[Collected data]
# # # # #

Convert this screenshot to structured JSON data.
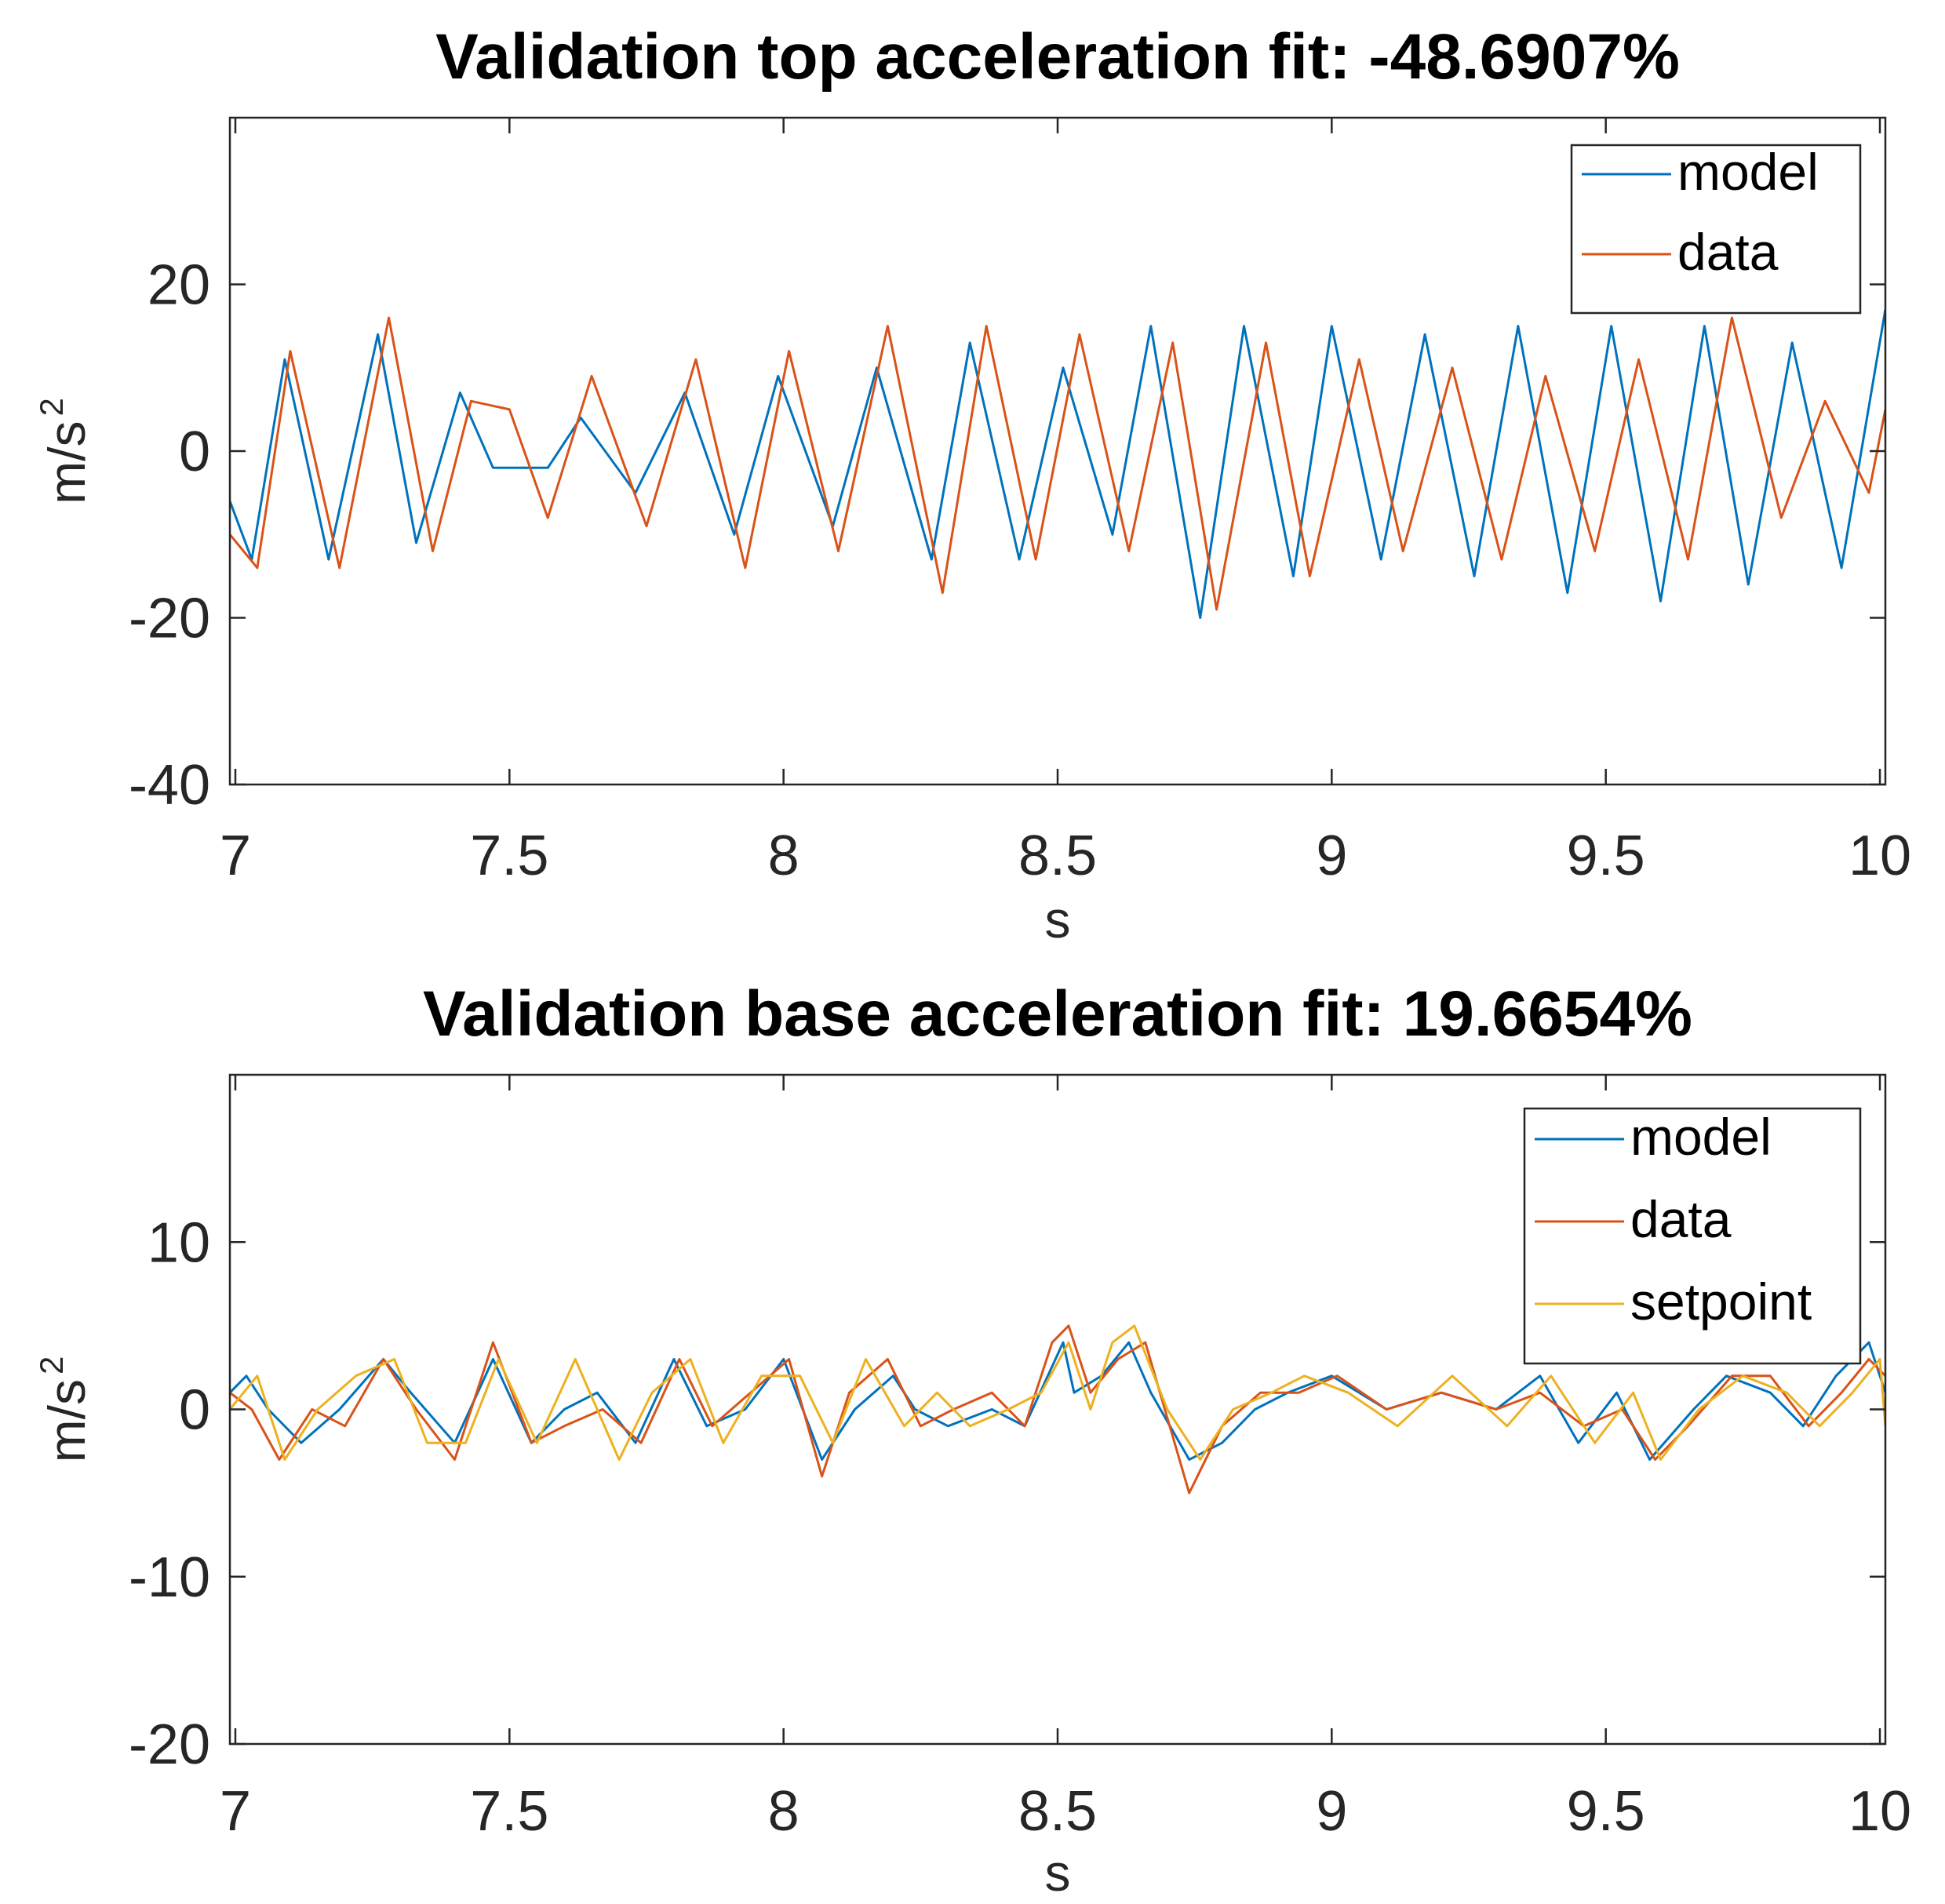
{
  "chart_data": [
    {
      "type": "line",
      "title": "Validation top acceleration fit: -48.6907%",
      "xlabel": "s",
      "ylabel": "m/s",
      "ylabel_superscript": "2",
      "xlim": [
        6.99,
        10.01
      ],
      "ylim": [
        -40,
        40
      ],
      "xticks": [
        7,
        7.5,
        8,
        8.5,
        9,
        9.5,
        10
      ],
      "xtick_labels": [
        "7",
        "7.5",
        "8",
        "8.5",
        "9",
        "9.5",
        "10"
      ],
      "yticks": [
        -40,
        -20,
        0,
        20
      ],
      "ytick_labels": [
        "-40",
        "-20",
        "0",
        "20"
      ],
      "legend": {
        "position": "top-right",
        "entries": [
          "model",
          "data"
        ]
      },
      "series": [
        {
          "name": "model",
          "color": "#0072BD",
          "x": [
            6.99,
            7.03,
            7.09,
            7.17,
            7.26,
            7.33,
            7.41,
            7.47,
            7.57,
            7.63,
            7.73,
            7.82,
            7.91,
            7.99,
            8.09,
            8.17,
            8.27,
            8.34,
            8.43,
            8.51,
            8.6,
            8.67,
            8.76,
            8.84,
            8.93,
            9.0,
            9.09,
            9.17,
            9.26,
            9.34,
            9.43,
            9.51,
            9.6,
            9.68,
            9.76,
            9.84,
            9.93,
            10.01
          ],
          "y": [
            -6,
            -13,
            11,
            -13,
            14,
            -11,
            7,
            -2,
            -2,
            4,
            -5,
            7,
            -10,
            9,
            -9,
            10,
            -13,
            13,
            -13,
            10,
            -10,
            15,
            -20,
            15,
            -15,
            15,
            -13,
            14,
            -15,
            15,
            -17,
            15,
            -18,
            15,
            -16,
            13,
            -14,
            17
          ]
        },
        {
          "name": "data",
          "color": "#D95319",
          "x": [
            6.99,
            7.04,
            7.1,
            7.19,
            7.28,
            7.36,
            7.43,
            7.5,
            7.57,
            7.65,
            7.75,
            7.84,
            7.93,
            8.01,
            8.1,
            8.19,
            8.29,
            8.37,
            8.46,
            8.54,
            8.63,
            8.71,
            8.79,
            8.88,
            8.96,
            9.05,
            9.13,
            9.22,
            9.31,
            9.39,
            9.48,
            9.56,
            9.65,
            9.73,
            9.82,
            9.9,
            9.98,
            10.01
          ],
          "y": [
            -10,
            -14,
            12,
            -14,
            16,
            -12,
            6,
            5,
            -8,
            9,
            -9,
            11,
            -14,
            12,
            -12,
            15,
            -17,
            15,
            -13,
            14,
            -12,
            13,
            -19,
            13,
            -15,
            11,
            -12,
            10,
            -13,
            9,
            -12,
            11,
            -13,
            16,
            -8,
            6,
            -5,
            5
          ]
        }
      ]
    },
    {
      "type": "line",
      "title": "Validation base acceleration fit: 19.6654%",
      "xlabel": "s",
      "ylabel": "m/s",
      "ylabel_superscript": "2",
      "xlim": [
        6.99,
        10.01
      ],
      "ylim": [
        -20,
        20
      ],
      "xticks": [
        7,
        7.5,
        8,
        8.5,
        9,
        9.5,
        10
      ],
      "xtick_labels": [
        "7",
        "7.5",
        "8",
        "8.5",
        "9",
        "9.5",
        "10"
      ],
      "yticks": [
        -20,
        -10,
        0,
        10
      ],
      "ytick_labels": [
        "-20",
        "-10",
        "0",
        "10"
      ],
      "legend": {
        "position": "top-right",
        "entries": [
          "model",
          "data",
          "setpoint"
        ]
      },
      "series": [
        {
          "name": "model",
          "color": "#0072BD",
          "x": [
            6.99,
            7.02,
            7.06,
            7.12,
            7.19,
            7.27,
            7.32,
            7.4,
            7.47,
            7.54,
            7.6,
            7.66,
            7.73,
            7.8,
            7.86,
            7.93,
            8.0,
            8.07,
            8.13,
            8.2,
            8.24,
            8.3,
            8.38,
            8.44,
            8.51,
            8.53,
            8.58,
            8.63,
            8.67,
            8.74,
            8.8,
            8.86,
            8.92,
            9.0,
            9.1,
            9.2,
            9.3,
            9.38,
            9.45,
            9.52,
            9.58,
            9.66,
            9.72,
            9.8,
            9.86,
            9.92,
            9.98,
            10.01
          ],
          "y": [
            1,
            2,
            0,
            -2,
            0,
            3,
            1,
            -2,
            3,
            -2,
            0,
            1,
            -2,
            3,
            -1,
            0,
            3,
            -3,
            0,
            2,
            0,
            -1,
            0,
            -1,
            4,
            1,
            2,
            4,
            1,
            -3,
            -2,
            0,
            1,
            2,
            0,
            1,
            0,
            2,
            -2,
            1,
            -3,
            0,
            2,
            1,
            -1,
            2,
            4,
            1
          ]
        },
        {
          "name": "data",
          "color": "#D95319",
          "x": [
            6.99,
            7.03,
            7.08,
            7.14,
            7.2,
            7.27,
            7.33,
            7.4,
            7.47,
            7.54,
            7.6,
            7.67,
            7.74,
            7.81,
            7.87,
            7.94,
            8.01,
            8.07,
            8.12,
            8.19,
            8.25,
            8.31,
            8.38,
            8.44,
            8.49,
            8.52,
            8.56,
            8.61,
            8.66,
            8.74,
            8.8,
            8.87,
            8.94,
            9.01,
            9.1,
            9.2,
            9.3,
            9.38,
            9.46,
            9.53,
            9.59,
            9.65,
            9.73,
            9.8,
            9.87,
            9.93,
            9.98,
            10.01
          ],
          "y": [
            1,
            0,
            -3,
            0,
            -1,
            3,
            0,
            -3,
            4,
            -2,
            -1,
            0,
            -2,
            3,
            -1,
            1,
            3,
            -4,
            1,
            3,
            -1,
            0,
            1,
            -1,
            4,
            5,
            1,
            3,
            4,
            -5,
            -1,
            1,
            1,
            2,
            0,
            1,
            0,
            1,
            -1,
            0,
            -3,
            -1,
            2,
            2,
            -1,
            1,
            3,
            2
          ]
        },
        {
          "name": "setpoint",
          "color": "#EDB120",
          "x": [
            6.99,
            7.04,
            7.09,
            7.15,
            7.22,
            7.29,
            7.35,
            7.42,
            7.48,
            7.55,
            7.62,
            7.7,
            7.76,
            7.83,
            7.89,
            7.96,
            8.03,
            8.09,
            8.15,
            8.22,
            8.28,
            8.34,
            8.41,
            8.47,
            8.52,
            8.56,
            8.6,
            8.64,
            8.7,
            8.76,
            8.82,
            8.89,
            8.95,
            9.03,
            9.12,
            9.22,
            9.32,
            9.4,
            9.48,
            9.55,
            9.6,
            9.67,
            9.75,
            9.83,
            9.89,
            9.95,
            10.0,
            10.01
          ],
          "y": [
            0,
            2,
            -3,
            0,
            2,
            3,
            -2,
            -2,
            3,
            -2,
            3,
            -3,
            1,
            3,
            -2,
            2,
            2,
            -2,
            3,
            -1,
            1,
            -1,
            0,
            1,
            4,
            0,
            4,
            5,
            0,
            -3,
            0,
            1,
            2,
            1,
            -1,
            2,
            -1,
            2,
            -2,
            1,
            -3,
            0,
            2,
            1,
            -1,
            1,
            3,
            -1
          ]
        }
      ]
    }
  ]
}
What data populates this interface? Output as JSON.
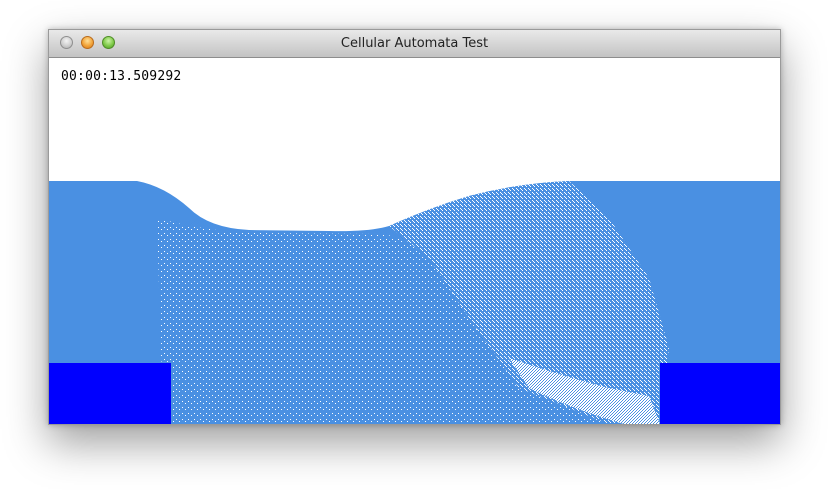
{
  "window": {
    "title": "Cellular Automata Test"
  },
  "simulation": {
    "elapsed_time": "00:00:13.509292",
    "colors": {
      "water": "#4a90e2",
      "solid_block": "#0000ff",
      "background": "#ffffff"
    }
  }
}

# # # # #

Quote each record exactly as it stands, minus the pictures.

## Solution for this exercise
Convert this screenshot to structured JSON data.
{
  "chart_data": [
    {
      "type": "line",
      "title": "Validation top acceleration fit: -48.6907%",
      "xlabel": "s",
      "ylabel": "m/s",
      "ylabel_superscript": "2",
      "xlim": [
        6.99,
        10.01
      ],
      "ylim": [
        -40,
        40
      ],
      "xticks": [
        7,
        7.5,
        8,
        8.5,
        9,
        9.5,
        10
      ],
      "xtick_labels": [
        "7",
        "7.5",
        "8",
        "8.5",
        "9",
        "9.5",
        "10"
      ],
      "yticks": [
        -40,
        -20,
        0,
        20
      ],
      "ytick_labels": [
        "-40",
        "-20",
        "0",
        "20"
      ],
      "legend": {
        "position": "top-right",
        "entries": [
          "model",
          "data"
        ]
      },
      "series": [
        {
          "name": "model",
          "color": "#0072BD",
          "x": [
            6.99,
            7.03,
            7.09,
            7.17,
            7.26,
            7.33,
            7.41,
            7.47,
            7.57,
            7.63,
            7.73,
            7.82,
            7.91,
            7.99,
            8.09,
            8.17,
            8.27,
            8.34,
            8.43,
            8.51,
            8.6,
            8.67,
            8.76,
            8.84,
            8.93,
            9.0,
            9.09,
            9.17,
            9.26,
            9.34,
            9.43,
            9.51,
            9.6,
            9.68,
            9.76,
            9.84,
            9.93,
            10.01
          ],
          "y": [
            -6,
            -13,
            11,
            -13,
            14,
            -11,
            7,
            -2,
            -2,
            4,
            -5,
            7,
            -10,
            9,
            -9,
            10,
            -13,
            13,
            -13,
            10,
            -10,
            15,
            -20,
            15,
            -15,
            15,
            -13,
            14,
            -15,
            15,
            -17,
            15,
            -18,
            15,
            -16,
            13,
            -14,
            17
          ]
        },
        {
          "name": "data",
          "color": "#D95319",
          "x": [
            6.99,
            7.04,
            7.1,
            7.19,
            7.28,
            7.36,
            7.43,
            7.5,
            7.57,
            7.65,
            7.75,
            7.84,
            7.93,
            8.01,
            8.1,
            8.19,
            8.29,
            8.37,
            8.46,
            8.54,
            8.63,
            8.71,
            8.79,
            8.88,
            8.96,
            9.05,
            9.13,
            9.22,
            9.31,
            9.39,
            9.48,
            9.56,
            9.65,
            9.73,
            9.82,
            9.9,
            9.98,
            10.01
          ],
          "y": [
            -10,
            -14,
            12,
            -14,
            16,
            -12,
            6,
            5,
            -8,
            9,
            -9,
            11,
            -14,
            12,
            -12,
            15,
            -17,
            15,
            -13,
            14,
            -12,
            13,
            -19,
            13,
            -15,
            11,
            -12,
            10,
            -13,
            9,
            -12,
            11,
            -13,
            16,
            -8,
            6,
            -5,
            5
          ]
        }
      ]
    },
    {
      "type": "line",
      "title": "Validation base acceleration fit: 19.6654%",
      "xlabel": "s",
      "ylabel": "m/s",
      "ylabel_superscript": "2",
      "xlim": [
        6.99,
        10.01
      ],
      "ylim": [
        -20,
        20
      ],
      "xticks": [
        7,
        7.5,
        8,
        8.5,
        9,
        9.5,
        10
      ],
      "xtick_labels": [
        "7",
        "7.5",
        "8",
        "8.5",
        "9",
        "9.5",
        "10"
      ],
      "yticks": [
        -20,
        -10,
        0,
        10
      ],
      "ytick_labels": [
        "-20",
        "-10",
        "0",
        "10"
      ],
      "legend": {
        "position": "top-right",
        "entries": [
          "model",
          "data",
          "setpoint"
        ]
      },
      "series": [
        {
          "name": "model",
          "color": "#0072BD",
          "x": [
            6.99,
            7.02,
            7.06,
            7.12,
            7.19,
            7.27,
            7.32,
            7.4,
            7.47,
            7.54,
            7.6,
            7.66,
            7.73,
            7.8,
            7.86,
            7.93,
            8.0,
            8.07,
            8.13,
            8.2,
            8.24,
            8.3,
            8.38,
            8.44,
            8.51,
            8.53,
            8.58,
            8.63,
            8.67,
            8.74,
            8.8,
            8.86,
            8.92,
            9.0,
            9.1,
            9.2,
            9.3,
            9.38,
            9.45,
            9.52,
            9.58,
            9.66,
            9.72,
            9.8,
            9.86,
            9.92,
            9.98,
            10.01
          ],
          "y": [
            1,
            2,
            0,
            -2,
            0,
            3,
            1,
            -2,
            3,
            -2,
            0,
            1,
            -2,
            3,
            -1,
            0,
            3,
            -3,
            0,
            2,
            0,
            -1,
            0,
            -1,
            4,
            1,
            2,
            4,
            1,
            -3,
            -2,
            0,
            1,
            2,
            0,
            1,
            0,
            2,
            -2,
            1,
            -3,
            0,
            2,
            1,
            -1,
            2,
            4,
            1
          ]
        },
        {
          "name": "data",
          "color": "#D95319",
          "x": [
            6.99,
            7.03,
            7.08,
            7.14,
            7.2,
            7.27,
            7.33,
            7.4,
            7.47,
            7.54,
            7.6,
            7.67,
            7.74,
            7.81,
            7.87,
            7.94,
            8.01,
            8.07,
            8.12,
            8.19,
            8.25,
            8.31,
            8.38,
            8.44,
            8.49,
            8.52,
            8.56,
            8.61,
            8.66,
            8.74,
            8.8,
            8.87,
            8.94,
            9.01,
            9.1,
            9.2,
            9.3,
            9.38,
            9.46,
            9.53,
            9.59,
            9.65,
            9.73,
            9.8,
            9.87,
            9.93,
            9.98,
            10.01
          ],
          "y": [
            1,
            0,
            -3,
            0,
            -1,
            3,
            0,
            -3,
            4,
            -2,
            -1,
            0,
            -2,
            3,
            -1,
            1,
            3,
            -4,
            1,
            3,
            -1,
            0,
            1,
            -1,
            4,
            5,
            1,
            3,
            4,
            -5,
            -1,
            1,
            1,
            2,
            0,
            1,
            0,
            1,
            -1,
            0,
            -3,
            -1,
            2,
            2,
            -1,
            1,
            3,
            2
          ]
        },
        {
          "name": "setpoint",
          "color": "#EDB120",
          "x": [
            6.99,
            7.04,
            7.09,
            7.15,
            7.22,
            7.29,
            7.35,
            7.42,
            7.48,
            7.55,
            7.62,
            7.7,
            7.76,
            7.83,
            7.89,
            7.96,
            8.03,
            8.09,
            8.15,
            8.22,
            8.28,
            8.34,
            8.41,
            8.47,
            8.52,
            8.56,
            8.6,
            8.64,
            8.7,
            8.76,
            8.82,
            8.89,
            8.95,
            9.03,
            9.12,
            9.22,
            9.32,
            9.4,
            9.48,
            9.55,
            9.6,
            9.67,
            9.75,
            9.83,
            9.89,
            9.95,
            10.0,
            10.01
          ],
          "y": [
            0,
            2,
            -3,
            0,
            2,
            3,
            -2,
            -2,
            3,
            -2,
            3,
            -3,
            1,
            3,
            -2,
            2,
            2,
            -2,
            3,
            -1,
            1,
            -1,
            0,
            1,
            4,
            0,
            4,
            5,
            0,
            -3,
            0,
            1,
            2,
            1,
            -1,
            2,
            -1,
            2,
            -2,
            1,
            -3,
            0,
            2,
            1,
            -1,
            1,
            3,
            -1
          ]
        }
      ]
    }
  ]
}
What data populates this interface? Output as JSON.
{
  "window": {
    "title": "Cellular Automata Test"
  },
  "simulation": {
    "elapsed_time": "00:00:13.509292",
    "colors": {
      "water": "#4a90e2",
      "solid_block": "#0000ff",
      "background": "#ffffff"
    }
  }
}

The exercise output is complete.